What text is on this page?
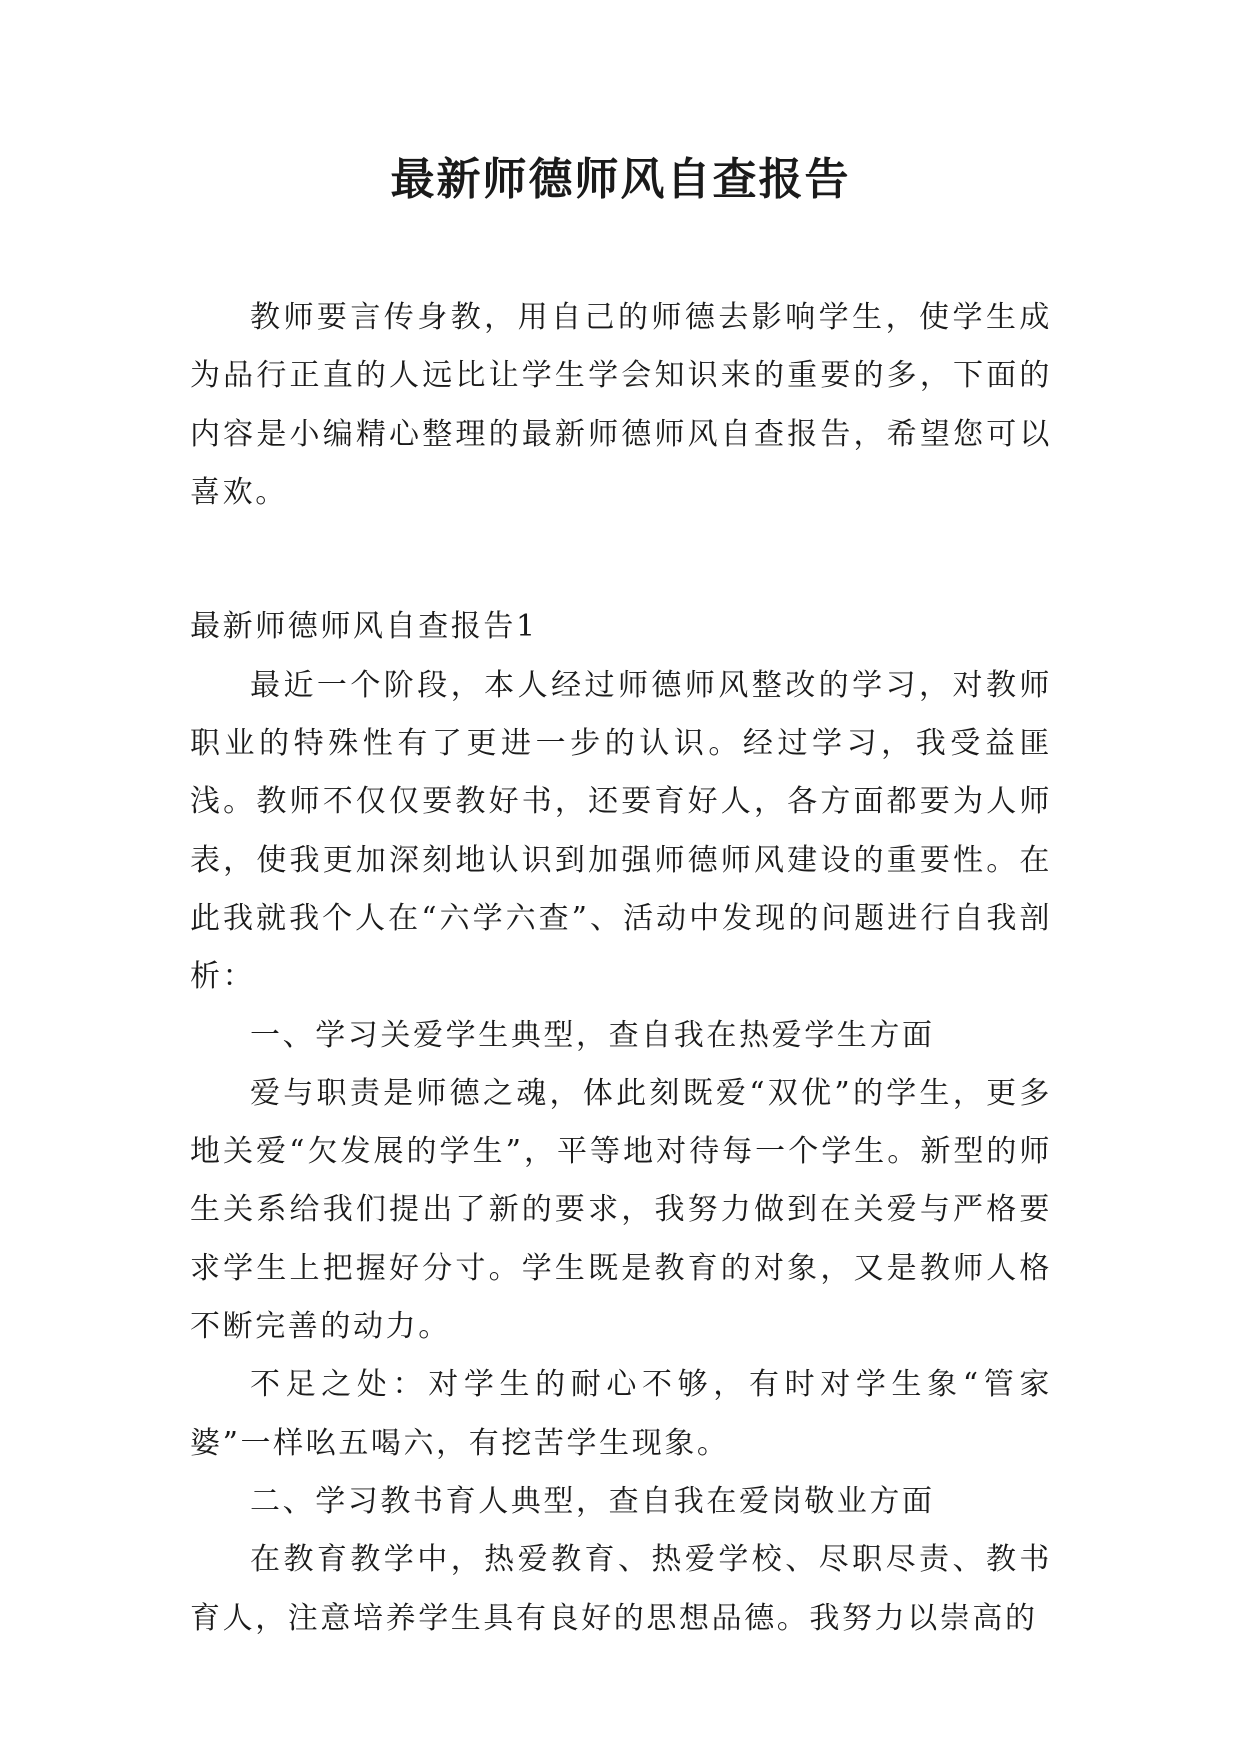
最新师德师风自查报告

教师要言传身教，用自己的师德去影响学生，使学生成为品行正直的人远比让学生学会知识来的重要的多，下面的内容是小编精心整理的最新师德师风自查报告，希望您可以喜欢。

最新师德师风自查报告1

最近一个阶段，本人经过师德师风整改的学习，对教师职业的特殊性有了更进一步的认识。经过学习，我受益匪浅。教师不仅仅要教好书，还要育好人，各方面都要为人师表，使我更加深刻地认识到加强师德师风建设的重要性。在此我就我个人在“六学六查”、活动中发现的问题进行自我剖析：

一、学习关爱学生典型，查自我在热爱学生方面

爱与职责是师德之魂，体此刻既爱“双优”的学生，更多地关爱“欠发展的学生”，平等地对待每一个学生。新型的师生关系给我们提出了新的要求，我努力做到在关爱与严格要求学生上把握好分寸。学生既是教育的对象，又是教师人格不断完善的动力。

不足之处：对学生的耐心不够，有时对学生象“管家婆”一样吆五喝六，有挖苦学生现象。

二、学习教书育人典型，查自我在爱岗敬业方面

在教育教学中，热爱教育、热爱学校、尽职尽责、教书育人，注意培养学生具有良好的思想品德。我努力以崇高的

+++++

Work required:
Repeat each record exactly, with the pictures left out.

Written answer:
What text is on this page?
最新师德师风自查报告

教师要言传身教，用自己的师德去影响学生，使学生成为品行正直的人远比让学生学会知识来的重要的多，下面的内容是小编精心整理的最新师德师风自查报告，希望您可以喜欢。

最新师德师风自查报告1

最近一个阶段，本人经过师德师风整改的学习，对教师职业的特殊性有了更进一步的认识。经过学习，我受益匪浅。教师不仅仅要教好书，还要育好人，各方面都要为人师表，使我更加深刻地认识到加强师德师风建设的重要性。在此我就我个人在“六学六查”、活动中发现的问题进行自我剖析：

一、学习关爱学生典型，查自我在热爱学生方面

爱与职责是师德之魂，体此刻既爱“双优”的学生，更多地关爱“欠发展的学生”，平等地对待每一个学生。新型的师生关系给我们提出了新的要求，我努力做到在关爱与严格要求学生上把握好分寸。学生既是教育的对象，又是教师人格不断完善的动力。

不足之处：对学生的耐心不够，有时对学生象“管家婆”一样吆五喝六，有挖苦学生现象。

二、学习教书育人典型，查自我在爱岗敬业方面

在教育教学中，热爱教育、热爱学校、尽职尽责、教书育人，注意培养学生具有良好的思想品德。我努力以崇高的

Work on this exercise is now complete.